* Work instructions *
Go over the entries below line by line, copying each one that contains the word "סטודנטים".

Records
*****
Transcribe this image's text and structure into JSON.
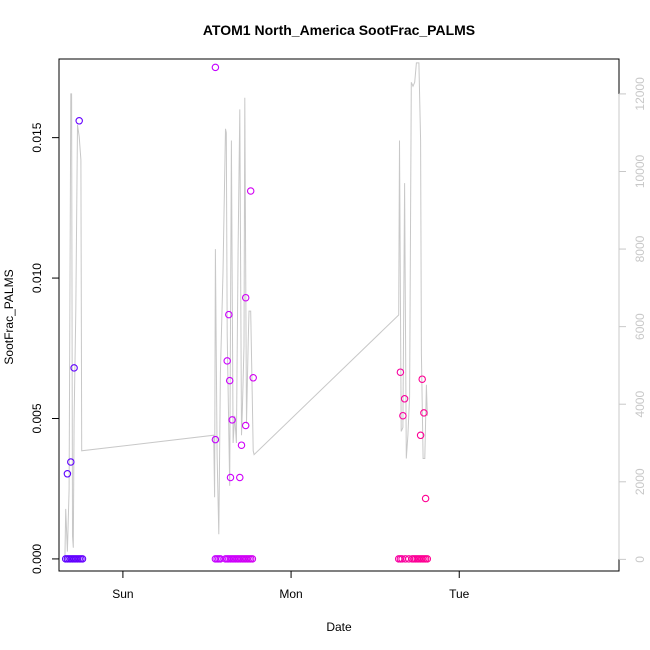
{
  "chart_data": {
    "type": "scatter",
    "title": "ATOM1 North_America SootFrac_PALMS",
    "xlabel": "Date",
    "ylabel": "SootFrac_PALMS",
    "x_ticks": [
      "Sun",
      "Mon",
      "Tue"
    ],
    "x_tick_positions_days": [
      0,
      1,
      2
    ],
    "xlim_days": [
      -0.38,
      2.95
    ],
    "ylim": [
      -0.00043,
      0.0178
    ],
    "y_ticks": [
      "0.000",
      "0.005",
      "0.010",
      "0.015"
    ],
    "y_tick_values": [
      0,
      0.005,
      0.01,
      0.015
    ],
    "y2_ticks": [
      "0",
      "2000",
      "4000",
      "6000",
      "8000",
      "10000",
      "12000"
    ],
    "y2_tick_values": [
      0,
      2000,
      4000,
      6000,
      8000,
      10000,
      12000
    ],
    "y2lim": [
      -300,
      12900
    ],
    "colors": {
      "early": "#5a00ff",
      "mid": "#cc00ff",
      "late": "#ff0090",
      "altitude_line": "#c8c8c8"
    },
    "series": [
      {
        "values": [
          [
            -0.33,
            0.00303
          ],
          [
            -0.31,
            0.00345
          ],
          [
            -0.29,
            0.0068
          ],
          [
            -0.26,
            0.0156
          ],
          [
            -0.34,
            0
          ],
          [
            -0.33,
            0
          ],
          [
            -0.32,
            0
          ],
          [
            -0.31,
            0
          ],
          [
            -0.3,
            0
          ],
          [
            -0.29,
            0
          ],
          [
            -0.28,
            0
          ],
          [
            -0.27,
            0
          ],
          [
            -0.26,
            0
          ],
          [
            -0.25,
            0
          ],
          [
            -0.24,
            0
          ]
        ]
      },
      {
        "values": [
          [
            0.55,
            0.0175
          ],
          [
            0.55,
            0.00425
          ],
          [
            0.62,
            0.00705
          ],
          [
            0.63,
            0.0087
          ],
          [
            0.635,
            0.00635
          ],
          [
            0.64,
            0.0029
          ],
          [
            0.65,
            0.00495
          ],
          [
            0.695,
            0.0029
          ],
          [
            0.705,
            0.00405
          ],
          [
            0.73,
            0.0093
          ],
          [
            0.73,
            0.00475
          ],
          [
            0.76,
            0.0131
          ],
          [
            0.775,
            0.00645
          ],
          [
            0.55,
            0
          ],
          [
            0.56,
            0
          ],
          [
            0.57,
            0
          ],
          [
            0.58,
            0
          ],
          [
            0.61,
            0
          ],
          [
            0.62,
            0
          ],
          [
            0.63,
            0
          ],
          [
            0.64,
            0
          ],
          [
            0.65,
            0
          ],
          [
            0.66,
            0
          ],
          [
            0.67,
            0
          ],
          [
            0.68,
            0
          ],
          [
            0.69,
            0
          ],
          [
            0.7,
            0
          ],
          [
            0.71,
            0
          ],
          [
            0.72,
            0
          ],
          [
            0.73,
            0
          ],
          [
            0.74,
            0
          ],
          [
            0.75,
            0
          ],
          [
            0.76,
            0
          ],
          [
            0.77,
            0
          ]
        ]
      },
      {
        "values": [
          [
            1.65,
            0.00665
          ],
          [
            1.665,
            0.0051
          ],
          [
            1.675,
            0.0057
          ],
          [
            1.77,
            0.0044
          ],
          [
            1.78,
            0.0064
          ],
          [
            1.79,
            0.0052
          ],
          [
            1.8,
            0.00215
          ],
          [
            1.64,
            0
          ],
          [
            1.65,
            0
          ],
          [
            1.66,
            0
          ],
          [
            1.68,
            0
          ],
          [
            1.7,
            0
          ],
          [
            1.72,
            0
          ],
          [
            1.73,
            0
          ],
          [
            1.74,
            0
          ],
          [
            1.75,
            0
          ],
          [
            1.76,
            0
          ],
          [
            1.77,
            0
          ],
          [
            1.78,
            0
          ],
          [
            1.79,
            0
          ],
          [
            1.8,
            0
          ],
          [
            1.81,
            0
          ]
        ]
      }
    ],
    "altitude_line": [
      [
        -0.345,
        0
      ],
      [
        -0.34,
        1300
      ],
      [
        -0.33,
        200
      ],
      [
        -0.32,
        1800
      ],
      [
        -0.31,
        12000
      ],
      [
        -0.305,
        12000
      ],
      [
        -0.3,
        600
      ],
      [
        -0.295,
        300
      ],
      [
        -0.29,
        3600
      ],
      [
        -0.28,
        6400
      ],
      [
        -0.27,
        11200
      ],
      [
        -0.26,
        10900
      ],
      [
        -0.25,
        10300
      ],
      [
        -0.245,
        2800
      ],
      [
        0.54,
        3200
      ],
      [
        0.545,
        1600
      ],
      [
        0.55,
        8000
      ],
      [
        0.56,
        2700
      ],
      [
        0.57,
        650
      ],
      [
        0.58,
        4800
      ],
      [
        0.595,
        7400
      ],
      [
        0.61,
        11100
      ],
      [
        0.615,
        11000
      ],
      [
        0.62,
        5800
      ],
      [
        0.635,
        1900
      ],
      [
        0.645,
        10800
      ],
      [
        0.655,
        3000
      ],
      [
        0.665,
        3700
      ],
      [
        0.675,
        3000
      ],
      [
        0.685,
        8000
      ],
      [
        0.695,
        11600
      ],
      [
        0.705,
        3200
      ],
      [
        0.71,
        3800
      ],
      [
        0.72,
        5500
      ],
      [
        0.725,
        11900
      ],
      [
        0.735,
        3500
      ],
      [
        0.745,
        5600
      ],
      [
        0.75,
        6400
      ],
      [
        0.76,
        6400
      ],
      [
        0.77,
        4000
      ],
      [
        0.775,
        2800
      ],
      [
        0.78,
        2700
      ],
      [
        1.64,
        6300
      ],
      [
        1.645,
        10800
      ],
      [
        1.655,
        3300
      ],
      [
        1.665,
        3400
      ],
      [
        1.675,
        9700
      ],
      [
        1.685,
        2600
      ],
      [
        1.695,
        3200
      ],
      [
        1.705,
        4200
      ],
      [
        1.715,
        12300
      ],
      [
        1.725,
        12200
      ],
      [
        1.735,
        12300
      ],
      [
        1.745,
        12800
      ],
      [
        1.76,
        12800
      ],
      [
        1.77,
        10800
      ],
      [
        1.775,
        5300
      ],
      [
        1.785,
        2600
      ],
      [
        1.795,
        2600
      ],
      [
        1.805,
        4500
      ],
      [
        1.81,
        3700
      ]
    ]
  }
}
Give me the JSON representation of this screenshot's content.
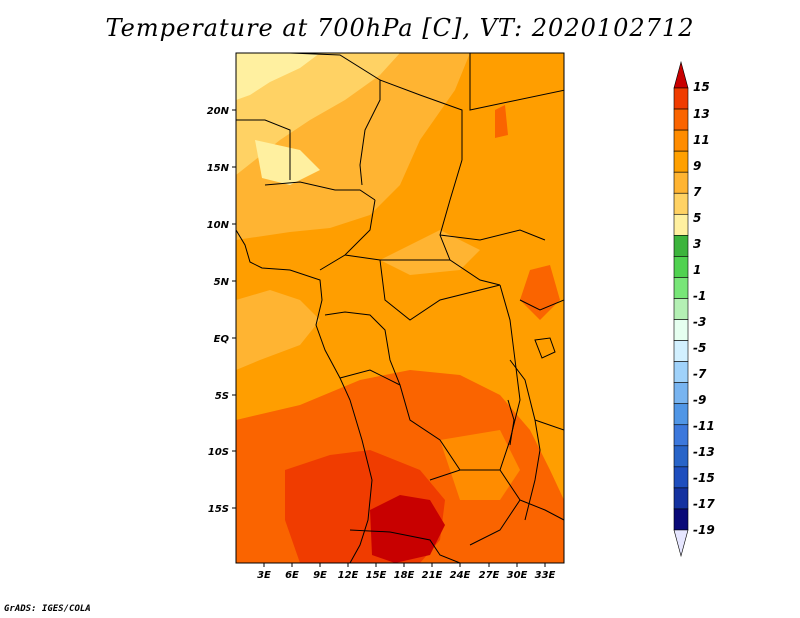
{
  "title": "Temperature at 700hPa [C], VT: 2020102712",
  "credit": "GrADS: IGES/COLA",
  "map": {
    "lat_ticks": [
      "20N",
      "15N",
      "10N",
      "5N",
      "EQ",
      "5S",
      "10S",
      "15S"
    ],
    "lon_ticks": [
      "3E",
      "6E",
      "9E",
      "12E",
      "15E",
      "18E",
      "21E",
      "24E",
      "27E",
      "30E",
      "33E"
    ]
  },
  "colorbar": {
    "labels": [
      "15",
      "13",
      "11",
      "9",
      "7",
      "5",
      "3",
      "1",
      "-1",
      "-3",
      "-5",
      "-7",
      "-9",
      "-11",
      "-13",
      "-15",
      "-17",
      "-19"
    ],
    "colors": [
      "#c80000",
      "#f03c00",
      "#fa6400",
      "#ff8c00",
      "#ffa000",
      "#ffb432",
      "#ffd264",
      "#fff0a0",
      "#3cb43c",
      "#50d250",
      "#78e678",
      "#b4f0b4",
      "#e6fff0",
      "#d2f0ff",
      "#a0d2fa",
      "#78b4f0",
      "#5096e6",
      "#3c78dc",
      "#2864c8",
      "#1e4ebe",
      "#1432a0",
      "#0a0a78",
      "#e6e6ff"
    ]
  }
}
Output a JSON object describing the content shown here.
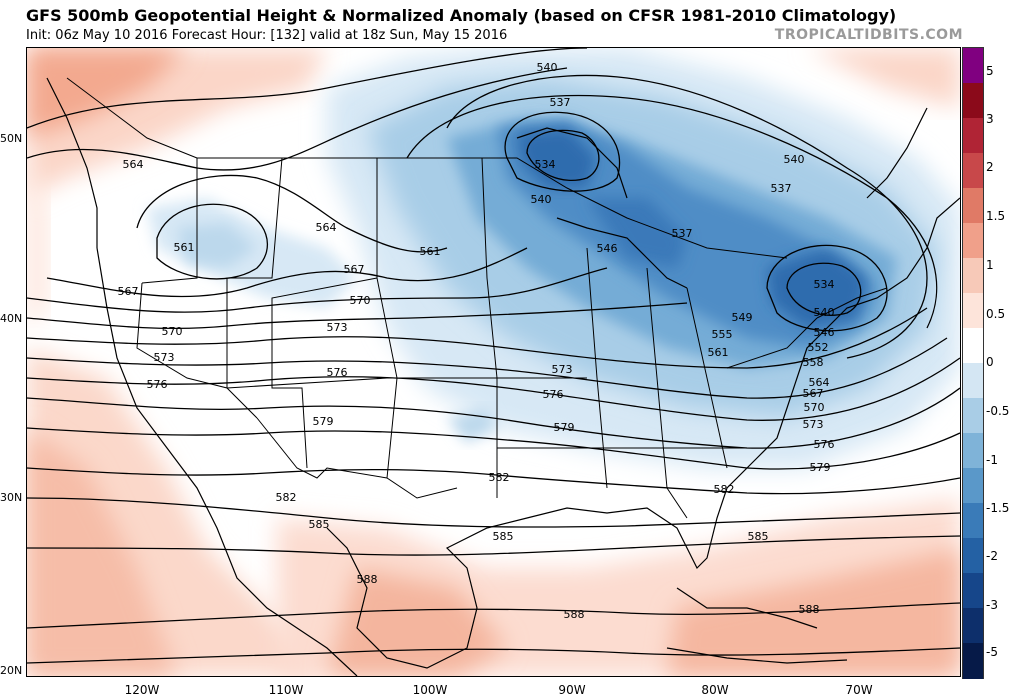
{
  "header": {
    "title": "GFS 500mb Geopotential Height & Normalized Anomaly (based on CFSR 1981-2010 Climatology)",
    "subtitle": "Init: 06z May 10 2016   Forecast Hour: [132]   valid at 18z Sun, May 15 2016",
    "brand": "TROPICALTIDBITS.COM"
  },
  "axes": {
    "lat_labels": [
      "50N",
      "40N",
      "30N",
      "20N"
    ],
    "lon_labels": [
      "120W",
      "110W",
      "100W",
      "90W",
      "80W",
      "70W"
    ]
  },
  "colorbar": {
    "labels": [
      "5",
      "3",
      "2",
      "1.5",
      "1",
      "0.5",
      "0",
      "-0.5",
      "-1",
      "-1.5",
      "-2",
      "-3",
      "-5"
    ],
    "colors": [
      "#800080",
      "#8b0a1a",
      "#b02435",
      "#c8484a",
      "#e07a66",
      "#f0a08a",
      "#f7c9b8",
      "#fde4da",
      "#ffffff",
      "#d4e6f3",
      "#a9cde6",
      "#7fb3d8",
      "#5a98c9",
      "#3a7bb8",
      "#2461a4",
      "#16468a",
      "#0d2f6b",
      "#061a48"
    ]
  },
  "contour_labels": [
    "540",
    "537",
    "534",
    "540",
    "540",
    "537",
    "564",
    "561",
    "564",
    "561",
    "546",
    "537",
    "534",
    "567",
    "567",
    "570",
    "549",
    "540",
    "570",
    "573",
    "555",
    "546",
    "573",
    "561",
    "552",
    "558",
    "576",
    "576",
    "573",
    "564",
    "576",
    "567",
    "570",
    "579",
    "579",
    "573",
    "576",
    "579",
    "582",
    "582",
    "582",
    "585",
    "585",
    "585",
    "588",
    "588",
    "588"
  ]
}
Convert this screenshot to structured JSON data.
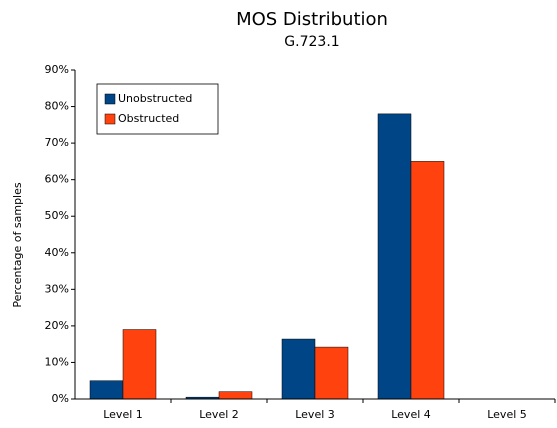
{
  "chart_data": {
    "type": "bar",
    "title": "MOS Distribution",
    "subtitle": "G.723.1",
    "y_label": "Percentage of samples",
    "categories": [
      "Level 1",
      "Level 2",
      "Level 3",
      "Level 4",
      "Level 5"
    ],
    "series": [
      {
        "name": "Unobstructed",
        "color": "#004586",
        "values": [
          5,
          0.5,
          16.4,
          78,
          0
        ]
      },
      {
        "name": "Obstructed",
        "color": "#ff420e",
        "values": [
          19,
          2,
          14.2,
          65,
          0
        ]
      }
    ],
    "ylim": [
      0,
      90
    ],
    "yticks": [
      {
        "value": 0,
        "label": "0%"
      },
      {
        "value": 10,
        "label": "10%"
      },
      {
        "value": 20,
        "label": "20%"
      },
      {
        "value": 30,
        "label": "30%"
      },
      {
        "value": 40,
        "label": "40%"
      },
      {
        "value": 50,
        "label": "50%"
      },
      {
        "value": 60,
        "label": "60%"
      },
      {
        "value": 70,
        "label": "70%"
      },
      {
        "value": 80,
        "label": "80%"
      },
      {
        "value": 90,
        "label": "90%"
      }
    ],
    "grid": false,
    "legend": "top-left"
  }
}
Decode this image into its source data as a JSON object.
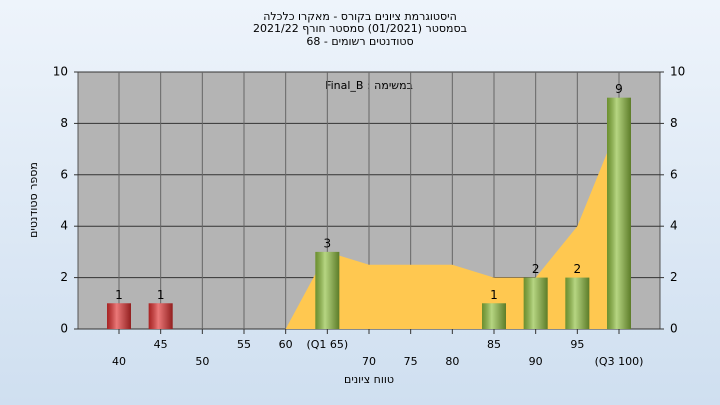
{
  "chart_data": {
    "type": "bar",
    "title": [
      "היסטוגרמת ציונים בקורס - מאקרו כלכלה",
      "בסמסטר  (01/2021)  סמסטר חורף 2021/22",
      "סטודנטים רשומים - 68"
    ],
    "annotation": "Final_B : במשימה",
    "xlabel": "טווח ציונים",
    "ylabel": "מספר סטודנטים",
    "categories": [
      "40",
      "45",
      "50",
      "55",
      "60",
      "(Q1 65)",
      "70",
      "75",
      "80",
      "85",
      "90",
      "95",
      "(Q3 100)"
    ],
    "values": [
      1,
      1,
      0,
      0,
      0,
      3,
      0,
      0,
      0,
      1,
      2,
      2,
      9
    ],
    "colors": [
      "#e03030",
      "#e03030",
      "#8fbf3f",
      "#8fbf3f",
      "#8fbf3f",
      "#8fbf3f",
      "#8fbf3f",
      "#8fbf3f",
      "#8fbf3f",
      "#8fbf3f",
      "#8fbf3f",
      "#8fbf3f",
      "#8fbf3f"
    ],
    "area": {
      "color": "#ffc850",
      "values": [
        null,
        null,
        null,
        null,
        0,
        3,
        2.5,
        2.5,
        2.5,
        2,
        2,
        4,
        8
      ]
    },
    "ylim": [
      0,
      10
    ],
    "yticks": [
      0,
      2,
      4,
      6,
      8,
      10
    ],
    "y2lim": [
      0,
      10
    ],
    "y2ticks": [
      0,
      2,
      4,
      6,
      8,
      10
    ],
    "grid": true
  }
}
*****
* Solved exercise *
      "סטודנטים רשומים - 68"
    "ylabel": "מספר סטודנטים",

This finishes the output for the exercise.